Stated problem
Without omitting anything, return the records precisely as given.

Dataset rows

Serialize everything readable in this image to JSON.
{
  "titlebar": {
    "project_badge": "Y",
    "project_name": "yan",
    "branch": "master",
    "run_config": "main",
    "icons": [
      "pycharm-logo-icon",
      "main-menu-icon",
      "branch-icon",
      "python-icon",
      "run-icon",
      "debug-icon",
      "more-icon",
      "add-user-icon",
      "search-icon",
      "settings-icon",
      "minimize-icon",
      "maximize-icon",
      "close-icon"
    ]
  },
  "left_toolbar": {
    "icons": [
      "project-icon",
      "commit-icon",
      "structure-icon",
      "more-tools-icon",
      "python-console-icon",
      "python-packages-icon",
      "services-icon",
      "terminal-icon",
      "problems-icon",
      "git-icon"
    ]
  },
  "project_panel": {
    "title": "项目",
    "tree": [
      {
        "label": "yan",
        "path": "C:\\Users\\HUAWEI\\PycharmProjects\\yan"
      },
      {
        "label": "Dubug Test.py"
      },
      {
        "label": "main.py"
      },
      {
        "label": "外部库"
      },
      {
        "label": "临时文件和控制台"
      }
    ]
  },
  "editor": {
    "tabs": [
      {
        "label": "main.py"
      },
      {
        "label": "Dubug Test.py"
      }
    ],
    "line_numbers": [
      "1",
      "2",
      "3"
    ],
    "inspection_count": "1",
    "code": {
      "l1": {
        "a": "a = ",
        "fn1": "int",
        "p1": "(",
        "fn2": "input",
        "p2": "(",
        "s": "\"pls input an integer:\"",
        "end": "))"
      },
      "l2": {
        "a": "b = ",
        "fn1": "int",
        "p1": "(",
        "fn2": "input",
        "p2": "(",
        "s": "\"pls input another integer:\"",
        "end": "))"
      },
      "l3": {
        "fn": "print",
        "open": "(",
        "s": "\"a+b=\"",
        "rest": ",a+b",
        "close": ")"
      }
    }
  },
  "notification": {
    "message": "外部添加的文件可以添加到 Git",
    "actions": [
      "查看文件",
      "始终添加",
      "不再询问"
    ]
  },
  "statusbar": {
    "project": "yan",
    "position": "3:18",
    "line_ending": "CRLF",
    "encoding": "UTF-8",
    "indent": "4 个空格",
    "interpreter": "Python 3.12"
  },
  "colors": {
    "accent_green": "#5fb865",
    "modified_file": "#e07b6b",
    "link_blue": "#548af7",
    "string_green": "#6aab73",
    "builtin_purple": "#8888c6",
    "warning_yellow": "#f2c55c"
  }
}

Full output
Serialize everything readable in this image to JSON.
{
  "titlebar": {
    "project_badge": "Y",
    "project_name": "yan",
    "branch": "master",
    "run_config": "main",
    "icons": [
      "pycharm-logo-icon",
      "main-menu-icon",
      "branch-icon",
      "python-icon",
      "run-icon",
      "debug-icon",
      "more-icon",
      "add-user-icon",
      "search-icon",
      "settings-icon",
      "minimize-icon",
      "maximize-icon",
      "close-icon"
    ]
  },
  "left_toolbar": {
    "icons": [
      "project-icon",
      "commit-icon",
      "structure-icon",
      "more-tools-icon",
      "python-console-icon",
      "python-packages-icon",
      "services-icon",
      "terminal-icon",
      "problems-icon",
      "git-icon"
    ]
  },
  "project_panel": {
    "title": "项目",
    "tree": [
      {
        "label": "yan",
        "path": "C:\\Users\\HUAWEI\\PycharmProjects\\yan"
      },
      {
        "label": "Dubug Test.py"
      },
      {
        "label": "main.py"
      },
      {
        "label": "外部库"
      },
      {
        "label": "临时文件和控制台"
      }
    ]
  },
  "editor": {
    "tabs": [
      {
        "label": "main.py"
      },
      {
        "label": "Dubug Test.py"
      }
    ],
    "line_numbers": [
      "1",
      "2",
      "3"
    ],
    "inspection_count": "1",
    "code": {
      "l1": {
        "a": "a = ",
        "fn1": "int",
        "p1": "(",
        "fn2": "input",
        "p2": "(",
        "s": "\"pls input an integer:\"",
        "end": "))"
      },
      "l2": {
        "a": "b = ",
        "fn1": "int",
        "p1": "(",
        "fn2": "input",
        "p2": "(",
        "s": "\"pls input another integer:\"",
        "end": "))"
      },
      "l3": {
        "fn": "print",
        "open": "(",
        "s": "\"a+b=\"",
        "rest": ",a+b",
        "close": ")"
      }
    }
  },
  "notification": {
    "message": "外部添加的文件可以添加到 Git",
    "actions": [
      "查看文件",
      "始终添加",
      "不再询问"
    ]
  },
  "statusbar": {
    "project": "yan",
    "position": "3:18",
    "line_ending": "CRLF",
    "encoding": "UTF-8",
    "indent": "4 个空格",
    "interpreter": "Python 3.12"
  },
  "colors": {
    "accent_green": "#5fb865",
    "modified_file": "#e07b6b",
    "link_blue": "#548af7",
    "string_green": "#6aab73",
    "builtin_purple": "#8888c6",
    "warning_yellow": "#f2c55c"
  }
}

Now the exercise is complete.